• Task instructions: From the data that follows, copy every line holding the string "València".

--- Start Extracted records ---

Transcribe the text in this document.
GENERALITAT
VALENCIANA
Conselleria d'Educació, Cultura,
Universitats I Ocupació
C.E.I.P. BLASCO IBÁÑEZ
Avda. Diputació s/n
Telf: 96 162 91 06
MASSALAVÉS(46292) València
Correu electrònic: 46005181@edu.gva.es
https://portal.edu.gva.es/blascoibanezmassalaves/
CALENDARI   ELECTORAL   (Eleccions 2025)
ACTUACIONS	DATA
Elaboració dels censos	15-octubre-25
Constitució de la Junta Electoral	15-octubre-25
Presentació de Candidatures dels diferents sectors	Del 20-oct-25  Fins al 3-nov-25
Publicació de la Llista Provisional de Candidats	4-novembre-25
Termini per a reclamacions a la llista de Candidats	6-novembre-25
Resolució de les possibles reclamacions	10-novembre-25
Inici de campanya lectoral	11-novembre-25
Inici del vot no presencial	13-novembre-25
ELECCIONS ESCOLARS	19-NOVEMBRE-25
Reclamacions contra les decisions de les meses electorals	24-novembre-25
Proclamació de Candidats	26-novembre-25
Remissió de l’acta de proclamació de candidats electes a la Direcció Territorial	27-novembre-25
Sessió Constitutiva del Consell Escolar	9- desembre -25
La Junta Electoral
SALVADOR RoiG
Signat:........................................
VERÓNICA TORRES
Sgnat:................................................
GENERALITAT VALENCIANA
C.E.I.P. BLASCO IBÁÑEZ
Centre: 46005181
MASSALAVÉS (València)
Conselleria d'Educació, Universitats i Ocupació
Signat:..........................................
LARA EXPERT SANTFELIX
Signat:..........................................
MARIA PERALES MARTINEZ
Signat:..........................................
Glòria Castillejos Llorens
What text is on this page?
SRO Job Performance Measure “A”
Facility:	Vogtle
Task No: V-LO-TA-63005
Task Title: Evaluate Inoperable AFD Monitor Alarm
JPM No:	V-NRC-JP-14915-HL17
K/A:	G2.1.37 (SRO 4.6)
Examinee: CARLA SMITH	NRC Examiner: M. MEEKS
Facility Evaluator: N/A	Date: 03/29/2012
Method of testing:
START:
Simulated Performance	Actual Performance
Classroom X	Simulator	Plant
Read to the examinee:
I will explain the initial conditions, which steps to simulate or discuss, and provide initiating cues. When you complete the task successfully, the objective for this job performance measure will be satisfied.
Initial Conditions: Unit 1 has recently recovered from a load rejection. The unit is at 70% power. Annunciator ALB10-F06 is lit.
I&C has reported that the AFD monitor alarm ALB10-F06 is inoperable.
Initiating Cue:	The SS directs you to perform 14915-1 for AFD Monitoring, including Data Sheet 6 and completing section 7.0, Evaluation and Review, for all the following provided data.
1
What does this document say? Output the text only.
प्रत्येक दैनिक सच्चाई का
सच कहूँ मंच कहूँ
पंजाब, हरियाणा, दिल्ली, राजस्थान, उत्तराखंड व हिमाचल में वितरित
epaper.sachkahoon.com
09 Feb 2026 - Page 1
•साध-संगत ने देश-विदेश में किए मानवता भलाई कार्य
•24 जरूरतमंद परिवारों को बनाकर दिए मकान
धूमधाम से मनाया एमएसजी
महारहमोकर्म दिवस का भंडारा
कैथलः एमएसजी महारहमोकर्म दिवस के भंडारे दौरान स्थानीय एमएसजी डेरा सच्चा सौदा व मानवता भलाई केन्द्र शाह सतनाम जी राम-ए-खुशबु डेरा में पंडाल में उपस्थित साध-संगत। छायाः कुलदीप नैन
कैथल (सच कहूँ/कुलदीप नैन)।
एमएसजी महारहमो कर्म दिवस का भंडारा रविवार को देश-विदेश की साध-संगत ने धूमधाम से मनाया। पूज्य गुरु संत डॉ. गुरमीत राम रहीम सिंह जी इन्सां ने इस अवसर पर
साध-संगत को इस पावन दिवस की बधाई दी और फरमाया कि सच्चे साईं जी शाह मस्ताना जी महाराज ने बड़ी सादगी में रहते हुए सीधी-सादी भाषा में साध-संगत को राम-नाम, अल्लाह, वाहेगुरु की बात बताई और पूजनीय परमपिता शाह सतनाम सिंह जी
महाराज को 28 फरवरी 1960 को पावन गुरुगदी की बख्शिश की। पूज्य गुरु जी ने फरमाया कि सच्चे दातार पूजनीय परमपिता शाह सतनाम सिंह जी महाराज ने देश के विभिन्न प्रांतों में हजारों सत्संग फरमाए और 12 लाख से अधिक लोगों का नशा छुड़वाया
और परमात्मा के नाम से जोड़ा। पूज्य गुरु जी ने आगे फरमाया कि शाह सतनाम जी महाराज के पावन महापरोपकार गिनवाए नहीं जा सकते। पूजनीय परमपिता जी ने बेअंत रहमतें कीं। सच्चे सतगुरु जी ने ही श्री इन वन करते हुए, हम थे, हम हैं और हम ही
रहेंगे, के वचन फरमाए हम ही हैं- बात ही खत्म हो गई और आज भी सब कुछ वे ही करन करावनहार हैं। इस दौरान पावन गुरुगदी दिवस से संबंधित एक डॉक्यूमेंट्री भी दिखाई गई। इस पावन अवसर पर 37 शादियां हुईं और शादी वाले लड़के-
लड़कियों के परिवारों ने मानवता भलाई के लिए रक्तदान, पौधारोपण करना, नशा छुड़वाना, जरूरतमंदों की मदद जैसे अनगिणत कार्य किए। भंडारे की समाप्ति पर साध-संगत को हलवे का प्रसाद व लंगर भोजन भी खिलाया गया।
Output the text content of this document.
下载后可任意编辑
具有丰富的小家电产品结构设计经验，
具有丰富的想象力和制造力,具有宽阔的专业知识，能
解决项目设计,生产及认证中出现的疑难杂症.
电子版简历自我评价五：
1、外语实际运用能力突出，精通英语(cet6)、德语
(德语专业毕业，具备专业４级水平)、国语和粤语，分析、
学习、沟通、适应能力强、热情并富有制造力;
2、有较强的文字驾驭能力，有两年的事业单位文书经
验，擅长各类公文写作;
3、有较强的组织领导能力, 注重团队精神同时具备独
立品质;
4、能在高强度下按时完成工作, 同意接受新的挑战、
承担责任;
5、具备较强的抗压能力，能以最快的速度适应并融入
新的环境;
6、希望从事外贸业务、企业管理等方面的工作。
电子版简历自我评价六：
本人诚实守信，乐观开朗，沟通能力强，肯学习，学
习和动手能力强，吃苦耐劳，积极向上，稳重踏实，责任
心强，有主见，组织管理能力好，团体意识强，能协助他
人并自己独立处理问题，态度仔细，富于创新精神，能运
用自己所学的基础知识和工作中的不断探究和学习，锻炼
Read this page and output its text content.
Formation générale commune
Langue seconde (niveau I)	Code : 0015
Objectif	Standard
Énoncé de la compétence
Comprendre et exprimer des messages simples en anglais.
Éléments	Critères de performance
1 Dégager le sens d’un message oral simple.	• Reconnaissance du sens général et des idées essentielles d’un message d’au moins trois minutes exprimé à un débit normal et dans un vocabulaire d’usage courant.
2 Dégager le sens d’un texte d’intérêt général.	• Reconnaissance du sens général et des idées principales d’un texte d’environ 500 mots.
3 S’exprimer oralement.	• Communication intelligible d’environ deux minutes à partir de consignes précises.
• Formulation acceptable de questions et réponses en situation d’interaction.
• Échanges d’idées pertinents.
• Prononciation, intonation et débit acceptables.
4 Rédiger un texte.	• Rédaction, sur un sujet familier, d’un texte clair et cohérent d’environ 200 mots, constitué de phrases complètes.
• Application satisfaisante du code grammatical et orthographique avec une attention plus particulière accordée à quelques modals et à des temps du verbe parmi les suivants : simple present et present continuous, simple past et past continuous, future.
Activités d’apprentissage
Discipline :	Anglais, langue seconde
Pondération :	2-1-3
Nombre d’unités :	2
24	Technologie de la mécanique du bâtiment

--- End Extracted records ---

• Task answer:
MASSALAVÉS(46292) València
MASSALAVÉS (València)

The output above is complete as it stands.